# START OF SUPPLIED RECORDS

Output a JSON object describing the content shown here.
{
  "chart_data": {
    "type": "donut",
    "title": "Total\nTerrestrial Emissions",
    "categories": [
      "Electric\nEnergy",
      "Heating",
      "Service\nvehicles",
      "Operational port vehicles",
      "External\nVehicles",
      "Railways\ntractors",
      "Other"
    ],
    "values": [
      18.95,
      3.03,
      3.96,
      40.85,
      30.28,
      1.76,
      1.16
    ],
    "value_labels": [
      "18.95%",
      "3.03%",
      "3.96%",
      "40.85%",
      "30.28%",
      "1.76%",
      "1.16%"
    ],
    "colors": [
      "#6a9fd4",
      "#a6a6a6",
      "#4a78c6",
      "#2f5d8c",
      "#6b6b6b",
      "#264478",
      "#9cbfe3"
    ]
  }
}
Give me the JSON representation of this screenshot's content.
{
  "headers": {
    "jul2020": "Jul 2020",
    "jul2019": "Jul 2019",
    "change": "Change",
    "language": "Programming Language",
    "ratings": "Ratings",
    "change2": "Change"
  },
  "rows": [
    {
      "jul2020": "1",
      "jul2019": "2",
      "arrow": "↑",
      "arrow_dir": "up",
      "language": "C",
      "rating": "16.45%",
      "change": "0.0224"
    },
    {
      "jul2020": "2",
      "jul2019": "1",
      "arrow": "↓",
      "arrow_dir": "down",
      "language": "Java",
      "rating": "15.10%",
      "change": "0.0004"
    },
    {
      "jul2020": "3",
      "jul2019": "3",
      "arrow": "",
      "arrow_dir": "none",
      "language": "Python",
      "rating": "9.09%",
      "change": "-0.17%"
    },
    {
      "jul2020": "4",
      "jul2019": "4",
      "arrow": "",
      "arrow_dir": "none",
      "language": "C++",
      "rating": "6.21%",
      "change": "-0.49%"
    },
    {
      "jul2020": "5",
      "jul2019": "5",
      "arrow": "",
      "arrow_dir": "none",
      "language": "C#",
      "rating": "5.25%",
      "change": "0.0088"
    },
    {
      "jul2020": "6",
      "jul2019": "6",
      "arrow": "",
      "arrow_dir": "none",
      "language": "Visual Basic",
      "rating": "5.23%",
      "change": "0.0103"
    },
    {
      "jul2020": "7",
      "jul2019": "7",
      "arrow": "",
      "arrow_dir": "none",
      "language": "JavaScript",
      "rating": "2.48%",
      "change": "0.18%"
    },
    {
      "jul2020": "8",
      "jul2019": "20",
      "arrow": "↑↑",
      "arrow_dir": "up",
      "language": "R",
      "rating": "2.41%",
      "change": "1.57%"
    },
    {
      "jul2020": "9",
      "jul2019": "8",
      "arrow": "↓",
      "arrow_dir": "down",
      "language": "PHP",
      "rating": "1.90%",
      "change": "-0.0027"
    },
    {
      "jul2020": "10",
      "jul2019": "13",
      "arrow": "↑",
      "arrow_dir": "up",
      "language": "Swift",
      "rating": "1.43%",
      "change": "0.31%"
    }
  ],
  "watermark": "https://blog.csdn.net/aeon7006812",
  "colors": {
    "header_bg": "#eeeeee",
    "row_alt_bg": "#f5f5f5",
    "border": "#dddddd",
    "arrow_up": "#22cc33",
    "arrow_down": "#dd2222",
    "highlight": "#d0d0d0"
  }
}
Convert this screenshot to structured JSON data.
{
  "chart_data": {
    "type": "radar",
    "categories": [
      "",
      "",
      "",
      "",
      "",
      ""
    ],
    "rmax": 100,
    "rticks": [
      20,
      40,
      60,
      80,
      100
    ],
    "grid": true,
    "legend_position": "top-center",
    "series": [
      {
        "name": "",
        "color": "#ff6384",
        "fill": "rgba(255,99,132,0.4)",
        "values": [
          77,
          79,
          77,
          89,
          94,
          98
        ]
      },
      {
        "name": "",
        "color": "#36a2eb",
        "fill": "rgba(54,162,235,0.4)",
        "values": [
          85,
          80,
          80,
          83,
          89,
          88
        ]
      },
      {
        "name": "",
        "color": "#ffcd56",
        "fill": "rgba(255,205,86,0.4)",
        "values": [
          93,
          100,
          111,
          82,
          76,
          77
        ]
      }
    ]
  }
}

# END OF SUPPLIED RECORDS

WRITTEN EXERCISE: Restate each of the entries above verbatim.

WRITTEN RESPONSE:
Output a JSON object describing the content shown here.
{
  "chart_data": {
    "type": "donut",
    "title": "Total\nTerrestrial Emissions",
    "categories": [
      "Electric\nEnergy",
      "Heating",
      "Service\nvehicles",
      "Operational port vehicles",
      "External\nVehicles",
      "Railways\ntractors",
      "Other"
    ],
    "values": [
      18.95,
      3.03,
      3.96,
      40.85,
      30.28,
      1.76,
      1.16
    ],
    "value_labels": [
      "18.95%",
      "3.03%",
      "3.96%",
      "40.85%",
      "30.28%",
      "1.76%",
      "1.16%"
    ],
    "colors": [
      "#6a9fd4",
      "#a6a6a6",
      "#4a78c6",
      "#2f5d8c",
      "#6b6b6b",
      "#264478",
      "#9cbfe3"
    ]
  }
}
Give me the JSON representation of this screenshot's content.
{
  "headers": {
    "jul2020": "Jul 2020",
    "jul2019": "Jul 2019",
    "change": "Change",
    "language": "Programming Language",
    "ratings": "Ratings",
    "change2": "Change"
  },
  "rows": [
    {
      "jul2020": "1",
      "jul2019": "2",
      "arrow": "↑",
      "arrow_dir": "up",
      "language": "C",
      "rating": "16.45%",
      "change": "0.0224"
    },
    {
      "jul2020": "2",
      "jul2019": "1",
      "arrow": "↓",
      "arrow_dir": "down",
      "language": "Java",
      "rating": "15.10%",
      "change": "0.0004"
    },
    {
      "jul2020": "3",
      "jul2019": "3",
      "arrow": "",
      "arrow_dir": "none",
      "language": "Python",
      "rating": "9.09%",
      "change": "-0.17%"
    },
    {
      "jul2020": "4",
      "jul2019": "4",
      "arrow": "",
      "arrow_dir": "none",
      "language": "C++",
      "rating": "6.21%",
      "change": "-0.49%"
    },
    {
      "jul2020": "5",
      "jul2019": "5",
      "arrow": "",
      "arrow_dir": "none",
      "language": "C#",
      "rating": "5.25%",
      "change": "0.0088"
    },
    {
      "jul2020": "6",
      "jul2019": "6",
      "arrow": "",
      "arrow_dir": "none",
      "language": "Visual Basic",
      "rating": "5.23%",
      "change": "0.0103"
    },
    {
      "jul2020": "7",
      "jul2019": "7",
      "arrow": "",
      "arrow_dir": "none",
      "language": "JavaScript",
      "rating": "2.48%",
      "change": "0.18%"
    },
    {
      "jul2020": "8",
      "jul2019": "20",
      "arrow": "↑↑",
      "arrow_dir": "up",
      "language": "R",
      "rating": "2.41%",
      "change": "1.57%"
    },
    {
      "jul2020": "9",
      "jul2019": "8",
      "arrow": "↓",
      "arrow_dir": "down",
      "language": "PHP",
      "rating": "1.90%",
      "change": "-0.0027"
    },
    {
      "jul2020": "10",
      "jul2019": "13",
      "arrow": "↑",
      "arrow_dir": "up",
      "language": "Swift",
      "rating": "1.43%",
      "change": "0.31%"
    }
  ],
  "watermark": "https://blog.csdn.net/aeon7006812",
  "colors": {
    "header_bg": "#eeeeee",
    "row_alt_bg": "#f5f5f5",
    "border": "#dddddd",
    "arrow_up": "#22cc33",
    "arrow_down": "#dd2222",
    "highlight": "#d0d0d0"
  }
}
Convert this screenshot to structured JSON data.
{
  "chart_data": {
    "type": "radar",
    "categories": [
      "",
      "",
      "",
      "",
      "",
      ""
    ],
    "rmax": 100,
    "rticks": [
      20,
      40,
      60,
      80,
      100
    ],
    "grid": true,
    "legend_position": "top-center",
    "series": [
      {
        "name": "",
        "color": "#ff6384",
        "fill": "rgba(255,99,132,0.4)",
        "values": [
          77,
          79,
          77,
          89,
          94,
          98
        ]
      },
      {
        "name": "",
        "color": "#36a2eb",
        "fill": "rgba(54,162,235,0.4)",
        "values": [
          85,
          80,
          80,
          83,
          89,
          88
        ]
      },
      {
        "name": "",
        "color": "#ffcd56",
        "fill": "rgba(255,205,86,0.4)",
        "values": [
          93,
          100,
          111,
          82,
          76,
          77
        ]
      }
    ]
  }
}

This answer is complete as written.